GOAL: All the entries need to be quoted exactly, apart from the pictures, which you should drop.

THE DATA:
[start]
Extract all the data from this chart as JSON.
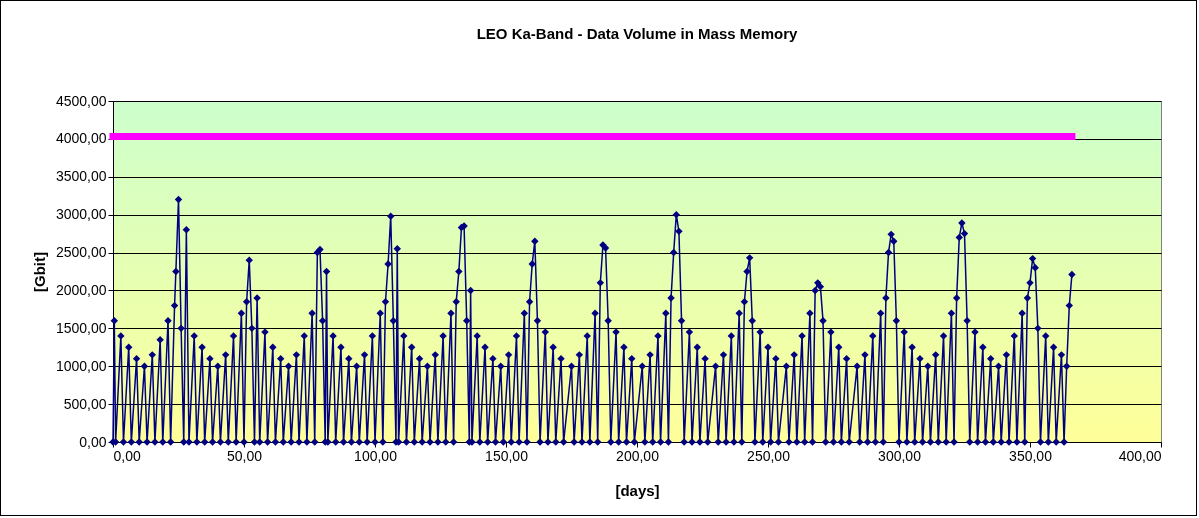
{
  "chart_data": {
    "type": "line",
    "title": "LEO Ka-Band - Data Volume in Mass Memory",
    "xlabel": "[days]",
    "ylabel": "[Gbit]",
    "grid": "y",
    "legend": false,
    "marker": "diamond",
    "line_style": "solid",
    "xlim": [
      0,
      400
    ],
    "xticks": [
      {
        "value": 0,
        "label": "0,00"
      },
      {
        "value": 50,
        "label": "50,00"
      },
      {
        "value": 100,
        "label": "100,00"
      },
      {
        "value": 150,
        "label": "150,00"
      },
      {
        "value": 200,
        "label": "200,00"
      },
      {
        "value": 250,
        "label": "250,00"
      },
      {
        "value": 300,
        "label": "300,00"
      },
      {
        "value": 350,
        "label": "350,00"
      },
      {
        "value": 400,
        "label": "400,00"
      }
    ],
    "ylim": [
      0,
      4500
    ],
    "yticks": [
      {
        "value": 0,
        "label": "0,00"
      },
      {
        "value": 500,
        "label": "500,00"
      },
      {
        "value": 1000,
        "label": "1000,00"
      },
      {
        "value": 1500,
        "label": "1500,00"
      },
      {
        "value": 2000,
        "label": "2000,00"
      },
      {
        "value": 2500,
        "label": "2500,00"
      },
      {
        "value": 3000,
        "label": "3000,00"
      },
      {
        "value": 3500,
        "label": "3500,00"
      },
      {
        "value": 4000,
        "label": "4000,00"
      },
      {
        "value": 4500,
        "label": "4500,00"
      }
    ],
    "series": [
      {
        "color": "#000080",
        "x": [
          0,
          0.5,
          1,
          3,
          4,
          6,
          7,
          9,
          10,
          12,
          13,
          15,
          16,
          18,
          19,
          21,
          22,
          23.5,
          24,
          25,
          26,
          27,
          28,
          29,
          31,
          32,
          34,
          35,
          37,
          38,
          40,
          41,
          43,
          44,
          46,
          47,
          49,
          50,
          51,
          52,
          53,
          54,
          55,
          56,
          58,
          59,
          61,
          62,
          64,
          65,
          67,
          68,
          70,
          71,
          73,
          74,
          76,
          77,
          78,
          79,
          80,
          81,
          81.5,
          82,
          84,
          85,
          87,
          88,
          90,
          91,
          93,
          94,
          96,
          97,
          99,
          100,
          102,
          103,
          104,
          105,
          106,
          107,
          108,
          108.5,
          109,
          111,
          112,
          114,
          115,
          117,
          118,
          120,
          121,
          123,
          124,
          126,
          127,
          129,
          130,
          131,
          132,
          133,
          134,
          135,
          136,
          136.5,
          137,
          139,
          140,
          142,
          143,
          145,
          146,
          148,
          149,
          151,
          152,
          154,
          155,
          157,
          158,
          159,
          160,
          161,
          162,
          163,
          165,
          166,
          168,
          169,
          171,
          172,
          175,
          176,
          178,
          179,
          181,
          182,
          184,
          185,
          186,
          187,
          188,
          189,
          190,
          192,
          193,
          195,
          196,
          198,
          199,
          202,
          203,
          205,
          206,
          208,
          209,
          211,
          212,
          213,
          214,
          215,
          216,
          217,
          218,
          220,
          221,
          223,
          224,
          226,
          227,
          230,
          231,
          233,
          234,
          236,
          237,
          239,
          240,
          241,
          242,
          243,
          244,
          245,
          247,
          248,
          250,
          251,
          253,
          254,
          257,
          258,
          260,
          261,
          263,
          264,
          266,
          267,
          268,
          269,
          270,
          271,
          272,
          274,
          275,
          277,
          278,
          280,
          281,
          284,
          285,
          287,
          288,
          290,
          291,
          293,
          294,
          295,
          296,
          297,
          298,
          299,
          300,
          302,
          303,
          305,
          306,
          308,
          309,
          311,
          312,
          314,
          315,
          317,
          318,
          320,
          321,
          322,
          323,
          324,
          325,
          326,
          327,
          329,
          330,
          332,
          333,
          335,
          336,
          338,
          339,
          341,
          342,
          344,
          345,
          347,
          348,
          349,
          350,
          351,
          352,
          353,
          354,
          356,
          357,
          359,
          360,
          362,
          363,
          364,
          365,
          366
        ],
        "values": [
          0,
          1600,
          0,
          1400,
          0,
          1250,
          0,
          1100,
          0,
          1000,
          0,
          1150,
          0,
          1350,
          0,
          1600,
          0,
          1800,
          2250,
          3200,
          1500,
          0,
          2800,
          0,
          1400,
          0,
          1250,
          0,
          1100,
          0,
          1000,
          0,
          1150,
          0,
          1400,
          0,
          1700,
          0,
          1850,
          2400,
          1500,
          0,
          1900,
          0,
          1450,
          0,
          1250,
          0,
          1100,
          0,
          1000,
          0,
          1150,
          0,
          1400,
          0,
          1700,
          0,
          2500,
          2540,
          1600,
          0,
          2250,
          0,
          1400,
          0,
          1250,
          0,
          1100,
          0,
          1000,
          0,
          1150,
          0,
          1400,
          0,
          1700,
          0,
          1850,
          2350,
          2980,
          1600,
          0,
          2550,
          0,
          1400,
          0,
          1250,
          0,
          1100,
          0,
          1000,
          0,
          1150,
          0,
          1400,
          0,
          1700,
          0,
          1850,
          2250,
          2830,
          2850,
          1600,
          0,
          2000,
          0,
          1400,
          0,
          1250,
          0,
          1100,
          0,
          1000,
          0,
          1150,
          0,
          1400,
          0,
          1700,
          0,
          1850,
          2350,
          2650,
          1600,
          0,
          1450,
          0,
          1250,
          0,
          1100,
          0,
          1000,
          0,
          1150,
          0,
          1400,
          0,
          1700,
          0,
          2100,
          2600,
          2560,
          1600,
          0,
          1450,
          0,
          1250,
          0,
          1100,
          0,
          1000,
          0,
          1150,
          0,
          1400,
          0,
          1700,
          0,
          1900,
          2500,
          3000,
          2780,
          1600,
          0,
          1450,
          0,
          1250,
          0,
          1100,
          0,
          1000,
          0,
          1150,
          0,
          1400,
          0,
          1700,
          0,
          1850,
          2250,
          2430,
          1600,
          0,
          1450,
          0,
          1250,
          0,
          1100,
          0,
          1000,
          0,
          1150,
          0,
          1400,
          0,
          1700,
          0,
          2000,
          2100,
          2050,
          1600,
          0,
          1450,
          0,
          1250,
          0,
          1100,
          0,
          1000,
          0,
          1150,
          0,
          1400,
          0,
          1700,
          0,
          1900,
          2500,
          2740,
          2650,
          1600,
          0,
          1450,
          0,
          1250,
          0,
          1100,
          0,
          1000,
          0,
          1150,
          0,
          1400,
          0,
          1700,
          0,
          1900,
          2700,
          2890,
          2750,
          1600,
          0,
          1450,
          0,
          1250,
          0,
          1100,
          0,
          1000,
          0,
          1150,
          0,
          1400,
          0,
          1700,
          0,
          1900,
          2100,
          2420,
          2300,
          1500,
          0,
          1400,
          0,
          1250,
          0,
          1150,
          0,
          1000,
          1800,
          2210
        ]
      },
      {
        "color": "#ff00ff",
        "marker": "none",
        "x": [
          0,
          366
        ],
        "values": [
          4030,
          4030
        ]
      }
    ]
  }
}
[end]
RESULT:
Extract all the data from this chart as JSON.
{
  "chart_data": {
    "type": "line",
    "title": "LEO Ka-Band - Data Volume in Mass Memory",
    "xlabel": "[days]",
    "ylabel": "[Gbit]",
    "grid": "y",
    "legend": false,
    "marker": "diamond",
    "line_style": "solid",
    "xlim": [
      0,
      400
    ],
    "xticks": [
      {
        "value": 0,
        "label": "0,00"
      },
      {
        "value": 50,
        "label": "50,00"
      },
      {
        "value": 100,
        "label": "100,00"
      },
      {
        "value": 150,
        "label": "150,00"
      },
      {
        "value": 200,
        "label": "200,00"
      },
      {
        "value": 250,
        "label": "250,00"
      },
      {
        "value": 300,
        "label": "300,00"
      },
      {
        "value": 350,
        "label": "350,00"
      },
      {
        "value": 400,
        "label": "400,00"
      }
    ],
    "ylim": [
      0,
      4500
    ],
    "yticks": [
      {
        "value": 0,
        "label": "0,00"
      },
      {
        "value": 500,
        "label": "500,00"
      },
      {
        "value": 1000,
        "label": "1000,00"
      },
      {
        "value": 1500,
        "label": "1500,00"
      },
      {
        "value": 2000,
        "label": "2000,00"
      },
      {
        "value": 2500,
        "label": "2500,00"
      },
      {
        "value": 3000,
        "label": "3000,00"
      },
      {
        "value": 3500,
        "label": "3500,00"
      },
      {
        "value": 4000,
        "label": "4000,00"
      },
      {
        "value": 4500,
        "label": "4500,00"
      }
    ],
    "series": [
      {
        "color": "#000080",
        "x": [
          0,
          0.5,
          1,
          3,
          4,
          6,
          7,
          9,
          10,
          12,
          13,
          15,
          16,
          18,
          19,
          21,
          22,
          23.5,
          24,
          25,
          26,
          27,
          28,
          29,
          31,
          32,
          34,
          35,
          37,
          38,
          40,
          41,
          43,
          44,
          46,
          47,
          49,
          50,
          51,
          52,
          53,
          54,
          55,
          56,
          58,
          59,
          61,
          62,
          64,
          65,
          67,
          68,
          70,
          71,
          73,
          74,
          76,
          77,
          78,
          79,
          80,
          81,
          81.5,
          82,
          84,
          85,
          87,
          88,
          90,
          91,
          93,
          94,
          96,
          97,
          99,
          100,
          102,
          103,
          104,
          105,
          106,
          107,
          108,
          108.5,
          109,
          111,
          112,
          114,
          115,
          117,
          118,
          120,
          121,
          123,
          124,
          126,
          127,
          129,
          130,
          131,
          132,
          133,
          134,
          135,
          136,
          136.5,
          137,
          139,
          140,
          142,
          143,
          145,
          146,
          148,
          149,
          151,
          152,
          154,
          155,
          157,
          158,
          159,
          160,
          161,
          162,
          163,
          165,
          166,
          168,
          169,
          171,
          172,
          175,
          176,
          178,
          179,
          181,
          182,
          184,
          185,
          186,
          187,
          188,
          189,
          190,
          192,
          193,
          195,
          196,
          198,
          199,
          202,
          203,
          205,
          206,
          208,
          209,
          211,
          212,
          213,
          214,
          215,
          216,
          217,
          218,
          220,
          221,
          223,
          224,
          226,
          227,
          230,
          231,
          233,
          234,
          236,
          237,
          239,
          240,
          241,
          242,
          243,
          244,
          245,
          247,
          248,
          250,
          251,
          253,
          254,
          257,
          258,
          260,
          261,
          263,
          264,
          266,
          267,
          268,
          269,
          270,
          271,
          272,
          274,
          275,
          277,
          278,
          280,
          281,
          284,
          285,
          287,
          288,
          290,
          291,
          293,
          294,
          295,
          296,
          297,
          298,
          299,
          300,
          302,
          303,
          305,
          306,
          308,
          309,
          311,
          312,
          314,
          315,
          317,
          318,
          320,
          321,
          322,
          323,
          324,
          325,
          326,
          327,
          329,
          330,
          332,
          333,
          335,
          336,
          338,
          339,
          341,
          342,
          344,
          345,
          347,
          348,
          349,
          350,
          351,
          352,
          353,
          354,
          356,
          357,
          359,
          360,
          362,
          363,
          364,
          365,
          366
        ],
        "values": [
          0,
          1600,
          0,
          1400,
          0,
          1250,
          0,
          1100,
          0,
          1000,
          0,
          1150,
          0,
          1350,
          0,
          1600,
          0,
          1800,
          2250,
          3200,
          1500,
          0,
          2800,
          0,
          1400,
          0,
          1250,
          0,
          1100,
          0,
          1000,
          0,
          1150,
          0,
          1400,
          0,
          1700,
          0,
          1850,
          2400,
          1500,
          0,
          1900,
          0,
          1450,
          0,
          1250,
          0,
          1100,
          0,
          1000,
          0,
          1150,
          0,
          1400,
          0,
          1700,
          0,
          2500,
          2540,
          1600,
          0,
          2250,
          0,
          1400,
          0,
          1250,
          0,
          1100,
          0,
          1000,
          0,
          1150,
          0,
          1400,
          0,
          1700,
          0,
          1850,
          2350,
          2980,
          1600,
          0,
          2550,
          0,
          1400,
          0,
          1250,
          0,
          1100,
          0,
          1000,
          0,
          1150,
          0,
          1400,
          0,
          1700,
          0,
          1850,
          2250,
          2830,
          2850,
          1600,
          0,
          2000,
          0,
          1400,
          0,
          1250,
          0,
          1100,
          0,
          1000,
          0,
          1150,
          0,
          1400,
          0,
          1700,
          0,
          1850,
          2350,
          2650,
          1600,
          0,
          1450,
          0,
          1250,
          0,
          1100,
          0,
          1000,
          0,
          1150,
          0,
          1400,
          0,
          1700,
          0,
          2100,
          2600,
          2560,
          1600,
          0,
          1450,
          0,
          1250,
          0,
          1100,
          0,
          1000,
          0,
          1150,
          0,
          1400,
          0,
          1700,
          0,
          1900,
          2500,
          3000,
          2780,
          1600,
          0,
          1450,
          0,
          1250,
          0,
          1100,
          0,
          1000,
          0,
          1150,
          0,
          1400,
          0,
          1700,
          0,
          1850,
          2250,
          2430,
          1600,
          0,
          1450,
          0,
          1250,
          0,
          1100,
          0,
          1000,
          0,
          1150,
          0,
          1400,
          0,
          1700,
          0,
          2000,
          2100,
          2050,
          1600,
          0,
          1450,
          0,
          1250,
          0,
          1100,
          0,
          1000,
          0,
          1150,
          0,
          1400,
          0,
          1700,
          0,
          1900,
          2500,
          2740,
          2650,
          1600,
          0,
          1450,
          0,
          1250,
          0,
          1100,
          0,
          1000,
          0,
          1150,
          0,
          1400,
          0,
          1700,
          0,
          1900,
          2700,
          2890,
          2750,
          1600,
          0,
          1450,
          0,
          1250,
          0,
          1100,
          0,
          1000,
          0,
          1150,
          0,
          1400,
          0,
          1700,
          0,
          1900,
          2100,
          2420,
          2300,
          1500,
          0,
          1400,
          0,
          1250,
          0,
          1150,
          0,
          1000,
          1800,
          2210
        ]
      },
      {
        "color": "#ff00ff",
        "marker": "none",
        "x": [
          0,
          366
        ],
        "values": [
          4030,
          4030
        ]
      }
    ]
  }
}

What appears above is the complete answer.